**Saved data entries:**
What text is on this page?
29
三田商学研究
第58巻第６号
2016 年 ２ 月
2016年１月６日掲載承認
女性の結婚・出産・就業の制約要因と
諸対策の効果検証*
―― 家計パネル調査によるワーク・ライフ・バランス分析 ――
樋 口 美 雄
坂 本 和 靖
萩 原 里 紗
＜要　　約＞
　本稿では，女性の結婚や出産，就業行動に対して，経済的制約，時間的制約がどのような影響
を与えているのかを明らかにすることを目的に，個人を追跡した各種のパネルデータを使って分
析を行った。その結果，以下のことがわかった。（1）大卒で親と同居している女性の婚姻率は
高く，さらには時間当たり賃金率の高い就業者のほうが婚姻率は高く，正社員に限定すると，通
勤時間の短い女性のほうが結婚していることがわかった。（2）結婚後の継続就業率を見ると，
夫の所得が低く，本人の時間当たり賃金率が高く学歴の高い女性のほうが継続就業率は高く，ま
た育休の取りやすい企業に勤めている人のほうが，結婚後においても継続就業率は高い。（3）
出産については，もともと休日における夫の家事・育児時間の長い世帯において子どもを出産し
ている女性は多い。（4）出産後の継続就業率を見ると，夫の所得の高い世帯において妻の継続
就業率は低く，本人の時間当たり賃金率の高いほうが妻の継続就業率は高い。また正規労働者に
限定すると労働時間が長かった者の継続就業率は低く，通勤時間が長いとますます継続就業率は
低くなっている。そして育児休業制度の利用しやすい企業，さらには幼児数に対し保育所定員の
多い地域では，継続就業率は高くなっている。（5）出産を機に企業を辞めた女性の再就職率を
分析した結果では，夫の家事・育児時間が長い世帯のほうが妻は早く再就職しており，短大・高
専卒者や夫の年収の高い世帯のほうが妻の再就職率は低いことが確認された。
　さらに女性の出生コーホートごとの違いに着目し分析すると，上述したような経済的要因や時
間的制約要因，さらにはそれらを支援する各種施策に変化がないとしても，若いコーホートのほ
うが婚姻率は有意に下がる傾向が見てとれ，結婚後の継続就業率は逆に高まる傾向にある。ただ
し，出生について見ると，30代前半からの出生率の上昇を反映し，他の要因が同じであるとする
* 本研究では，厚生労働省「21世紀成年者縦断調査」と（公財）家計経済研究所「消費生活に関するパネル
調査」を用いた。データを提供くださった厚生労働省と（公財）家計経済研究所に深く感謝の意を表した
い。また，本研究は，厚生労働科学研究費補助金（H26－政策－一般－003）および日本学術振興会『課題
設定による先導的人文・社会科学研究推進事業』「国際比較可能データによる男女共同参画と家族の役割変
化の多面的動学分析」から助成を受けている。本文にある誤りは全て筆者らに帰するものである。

**Written request:**
Write out every entry word for word.

**Full response:**
What text is on this page?
29
三田商学研究
第58巻第６号
2016 年 ２ 月
2016年１月６日掲載承認
女性の結婚・出産・就業の制約要因と
諸対策の効果検証*
―― 家計パネル調査によるワーク・ライフ・バランス分析 ――
樋 口 美 雄
坂 本 和 靖
萩 原 里 紗
＜要　　約＞
　本稿では，女性の結婚や出産，就業行動に対して，経済的制約，時間的制約がどのような影響
を与えているのかを明らかにすることを目的に，個人を追跡した各種のパネルデータを使って分
析を行った。その結果，以下のことがわかった。（1）大卒で親と同居している女性の婚姻率は
高く，さらには時間当たり賃金率の高い就業者のほうが婚姻率は高く，正社員に限定すると，通
勤時間の短い女性のほうが結婚していることがわかった。（2）結婚後の継続就業率を見ると，
夫の所得が低く，本人の時間当たり賃金率が高く学歴の高い女性のほうが継続就業率は高く，ま
た育休の取りやすい企業に勤めている人のほうが，結婚後においても継続就業率は高い。（3）
出産については，もともと休日における夫の家事・育児時間の長い世帯において子どもを出産し
ている女性は多い。（4）出産後の継続就業率を見ると，夫の所得の高い世帯において妻の継続
就業率は低く，本人の時間当たり賃金率の高いほうが妻の継続就業率は高い。また正規労働者に
限定すると労働時間が長かった者の継続就業率は低く，通勤時間が長いとますます継続就業率は
低くなっている。そして育児休業制度の利用しやすい企業，さらには幼児数に対し保育所定員の
多い地域では，継続就業率は高くなっている。（5）出産を機に企業を辞めた女性の再就職率を
分析した結果では，夫の家事・育児時間が長い世帯のほうが妻は早く再就職しており，短大・高
専卒者や夫の年収の高い世帯のほうが妻の再就職率は低いことが確認された。
　さらに女性の出生コーホートごとの違いに着目し分析すると，上述したような経済的要因や時
間的制約要因，さらにはそれらを支援する各種施策に変化がないとしても，若いコーホートのほ
うが婚姻率は有意に下がる傾向が見てとれ，結婚後の継続就業率は逆に高まる傾向にある。ただ
し，出生について見ると，30代前半からの出生率の上昇を反映し，他の要因が同じであるとする
* 本研究では，厚生労働省「21世紀成年者縦断調査」と（公財）家計経済研究所「消費生活に関するパネル
調査」を用いた。データを提供くださった厚生労働省と（公財）家計経済研究所に深く感謝の意を表した
い。また，本研究は，厚生労働科学研究費補助金（H26－政策－一般－003）および日本学術振興会『課題
設定による先導的人文・社会科学研究推進事業』「国際比較可能データによる男女共同参画と家族の役割変
化の多面的動学分析」から助成を受けている。本文にある誤りは全て筆者らに帰するものである。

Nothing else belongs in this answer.